## Begin

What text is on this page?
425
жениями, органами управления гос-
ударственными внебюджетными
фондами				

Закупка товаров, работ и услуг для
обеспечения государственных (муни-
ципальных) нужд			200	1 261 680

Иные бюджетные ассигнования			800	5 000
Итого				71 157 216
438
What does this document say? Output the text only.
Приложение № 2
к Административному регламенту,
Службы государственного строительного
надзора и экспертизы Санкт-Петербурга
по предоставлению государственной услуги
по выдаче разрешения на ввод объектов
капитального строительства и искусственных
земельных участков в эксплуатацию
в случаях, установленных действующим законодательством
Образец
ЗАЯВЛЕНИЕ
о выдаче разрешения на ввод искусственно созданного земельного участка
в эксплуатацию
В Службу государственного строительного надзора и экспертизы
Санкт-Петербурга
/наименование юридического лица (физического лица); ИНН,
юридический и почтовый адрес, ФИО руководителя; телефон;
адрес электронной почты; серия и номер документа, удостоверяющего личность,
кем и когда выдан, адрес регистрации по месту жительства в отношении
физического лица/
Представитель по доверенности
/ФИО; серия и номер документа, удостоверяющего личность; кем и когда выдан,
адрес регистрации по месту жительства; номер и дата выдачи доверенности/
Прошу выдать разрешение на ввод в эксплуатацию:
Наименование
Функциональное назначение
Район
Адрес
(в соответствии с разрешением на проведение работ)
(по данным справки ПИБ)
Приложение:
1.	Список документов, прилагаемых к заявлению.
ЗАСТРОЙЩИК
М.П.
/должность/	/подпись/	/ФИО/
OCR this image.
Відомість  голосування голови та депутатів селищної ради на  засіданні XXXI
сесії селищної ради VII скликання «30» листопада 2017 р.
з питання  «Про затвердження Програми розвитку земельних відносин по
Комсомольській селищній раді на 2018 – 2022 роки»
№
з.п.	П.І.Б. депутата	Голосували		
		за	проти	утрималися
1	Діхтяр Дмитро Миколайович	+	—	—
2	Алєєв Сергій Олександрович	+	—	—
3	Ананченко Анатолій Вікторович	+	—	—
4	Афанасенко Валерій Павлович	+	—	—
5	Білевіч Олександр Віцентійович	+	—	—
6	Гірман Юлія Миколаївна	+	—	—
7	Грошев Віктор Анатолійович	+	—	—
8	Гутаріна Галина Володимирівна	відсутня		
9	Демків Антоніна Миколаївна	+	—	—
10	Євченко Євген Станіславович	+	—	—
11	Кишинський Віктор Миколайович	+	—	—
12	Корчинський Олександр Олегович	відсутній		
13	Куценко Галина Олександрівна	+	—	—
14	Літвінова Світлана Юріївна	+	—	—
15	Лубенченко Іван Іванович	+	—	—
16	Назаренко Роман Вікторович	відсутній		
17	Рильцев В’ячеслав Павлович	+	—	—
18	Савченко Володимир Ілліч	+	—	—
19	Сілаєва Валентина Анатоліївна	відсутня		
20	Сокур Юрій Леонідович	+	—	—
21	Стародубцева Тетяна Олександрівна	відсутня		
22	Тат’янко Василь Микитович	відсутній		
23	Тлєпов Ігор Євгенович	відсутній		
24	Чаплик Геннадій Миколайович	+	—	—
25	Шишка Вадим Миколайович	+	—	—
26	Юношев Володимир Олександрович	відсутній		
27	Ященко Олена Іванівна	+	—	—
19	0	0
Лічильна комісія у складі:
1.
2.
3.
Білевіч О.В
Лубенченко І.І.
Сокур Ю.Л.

## End

◆ PROBLEM DESCRIPTION ◆
Pull out each record as written and restate it exactly.

◆ EXPECTED ANSWER ◆
What text is on this page?
425
жениями, органами управления гос-
ударственными внебюджетными
фондами				

Закупка товаров, работ и услуг для
обеспечения государственных (муни-
ципальных) нужд			200	1 261 680

Иные бюджетные ассигнования			800	5 000
Итого				71 157 216
438
What does this document say? Output the text only.
Приложение № 2
к Административному регламенту,
Службы государственного строительного
надзора и экспертизы Санкт-Петербурга
по предоставлению государственной услуги
по выдаче разрешения на ввод объектов
капитального строительства и искусственных
земельных участков в эксплуатацию
в случаях, установленных действующим законодательством
Образец
ЗАЯВЛЕНИЕ
о выдаче разрешения на ввод искусственно созданного земельного участка
в эксплуатацию
В Службу государственного строительного надзора и экспертизы
Санкт-Петербурга
/наименование юридического лица (физического лица); ИНН,
юридический и почтовый адрес, ФИО руководителя; телефон;
адрес электронной почты; серия и номер документа, удостоверяющего личность,
кем и когда выдан, адрес регистрации по месту жительства в отношении
физического лица/
Представитель по доверенности
/ФИО; серия и номер документа, удостоверяющего личность; кем и когда выдан,
адрес регистрации по месту жительства; номер и дата выдачи доверенности/
Прошу выдать разрешение на ввод в эксплуатацию:
Наименование
Функциональное назначение
Район
Адрес
(в соответствии с разрешением на проведение работ)
(по данным справки ПИБ)
Приложение:
1.	Список документов, прилагаемых к заявлению.
ЗАСТРОЙЩИК
М.П.
/должность/	/подпись/	/ФИО/
OCR this image.
Відомість  голосування голови та депутатів селищної ради на  засіданні XXXI
сесії селищної ради VII скликання «30» листопада 2017 р.
з питання  «Про затвердження Програми розвитку земельних відносин по
Комсомольській селищній раді на 2018 – 2022 роки»
№
з.п.	П.І.Б. депутата	Голосували		
		за	проти	утрималися
1	Діхтяр Дмитро Миколайович	+	—	—
2	Алєєв Сергій Олександрович	+	—	—
3	Ананченко Анатолій Вікторович	+	—	—
4	Афанасенко Валерій Павлович	+	—	—
5	Білевіч Олександр Віцентійович	+	—	—
6	Гірман Юлія Миколаївна	+	—	—
7	Грошев Віктор Анатолійович	+	—	—
8	Гутаріна Галина Володимирівна	відсутня		
9	Демків Антоніна Миколаївна	+	—	—
10	Євченко Євген Станіславович	+	—	—
11	Кишинський Віктор Миколайович	+	—	—
12	Корчинський Олександр Олегович	відсутній		
13	Куценко Галина Олександрівна	+	—	—
14	Літвінова Світлана Юріївна	+	—	—
15	Лубенченко Іван Іванович	+	—	—
16	Назаренко Роман Вікторович	відсутній		
17	Рильцев В’ячеслав Павлович	+	—	—
18	Савченко Володимир Ілліч	+	—	—
19	Сілаєва Валентина Анатоліївна	відсутня		
20	Сокур Юрій Леонідович	+	—	—
21	Стародубцева Тетяна Олександрівна	відсутня		
22	Тат’янко Василь Микитович	відсутній		
23	Тлєпов Ігор Євгенович	відсутній		
24	Чаплик Геннадій Миколайович	+	—	—
25	Шишка Вадим Миколайович	+	—	—
26	Юношев Володимир Олександрович	відсутній		
27	Ященко Олена Іванівна	+	—	—
19	0	0
Лічильна комісія у складі:
1.
2.
3.
Білевіч О.В
Лубенченко І.І.
Сокур Ю.Л.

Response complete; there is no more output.